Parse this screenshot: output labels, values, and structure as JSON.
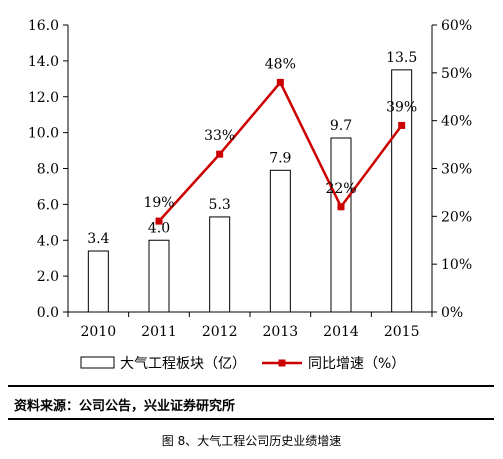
{
  "chart_data": {
    "type": "bar",
    "categories": [
      "2010",
      "2011",
      "2012",
      "2013",
      "2014",
      "2015"
    ],
    "series": [
      {
        "name": "大气工程板块（亿）",
        "type": "bar",
        "axis": "left",
        "values": [
          3.4,
          4.0,
          5.3,
          7.9,
          9.7,
          13.5
        ],
        "labels": [
          "3.4",
          "4.0",
          "5.3",
          "7.9",
          "9.7",
          "13.5"
        ]
      },
      {
        "name": "同比增速（%）",
        "type": "line",
        "axis": "right",
        "values": [
          null,
          19,
          33,
          48,
          22,
          39
        ],
        "labels": [
          "",
          "19%",
          "33%",
          "48%",
          "22%",
          "39%"
        ]
      }
    ],
    "y_left": {
      "ylim": [
        0,
        16
      ],
      "ticks": [
        "0.0",
        "2.0",
        "4.0",
        "6.0",
        "8.0",
        "10.0",
        "12.0",
        "14.0",
        "16.0"
      ]
    },
    "y_right": {
      "ylim": [
        0,
        60
      ],
      "ticks": [
        "0%",
        "10%",
        "20%",
        "30%",
        "40%",
        "50%",
        "60%"
      ]
    },
    "grid": false,
    "legend_position": "bottom",
    "colors": {
      "bar_fill": "#ffffff",
      "bar_stroke": "#000000",
      "line": "#cc0000"
    }
  },
  "source_note": "资料来源：公司公告，兴业证券研究所",
  "caption": "图 8、大气工程公司历史业绩增速"
}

▶ _WORK REQUIRED_
Copy out all the records exactly, excluding pictures.

▶ _ANSWER FOR THIS EXERCISE_
Parse this screenshot: output labels, values, and structure as JSON.
{
  "chart_data": {
    "type": "bar",
    "categories": [
      "2010",
      "2011",
      "2012",
      "2013",
      "2014",
      "2015"
    ],
    "series": [
      {
        "name": "大气工程板块（亿）",
        "type": "bar",
        "axis": "left",
        "values": [
          3.4,
          4.0,
          5.3,
          7.9,
          9.7,
          13.5
        ],
        "labels": [
          "3.4",
          "4.0",
          "5.3",
          "7.9",
          "9.7",
          "13.5"
        ]
      },
      {
        "name": "同比增速（%）",
        "type": "line",
        "axis": "right",
        "values": [
          null,
          19,
          33,
          48,
          22,
          39
        ],
        "labels": [
          "",
          "19%",
          "33%",
          "48%",
          "22%",
          "39%"
        ]
      }
    ],
    "y_left": {
      "ylim": [
        0,
        16
      ],
      "ticks": [
        "0.0",
        "2.0",
        "4.0",
        "6.0",
        "8.0",
        "10.0",
        "12.0",
        "14.0",
        "16.0"
      ]
    },
    "y_right": {
      "ylim": [
        0,
        60
      ],
      "ticks": [
        "0%",
        "10%",
        "20%",
        "30%",
        "40%",
        "50%",
        "60%"
      ]
    },
    "grid": false,
    "legend_position": "bottom",
    "colors": {
      "bar_fill": "#ffffff",
      "bar_stroke": "#000000",
      "line": "#cc0000"
    }
  },
  "source_note": "资料来源：公司公告，兴业证券研究所",
  "caption": "图 8、大气工程公司历史业绩增速"
}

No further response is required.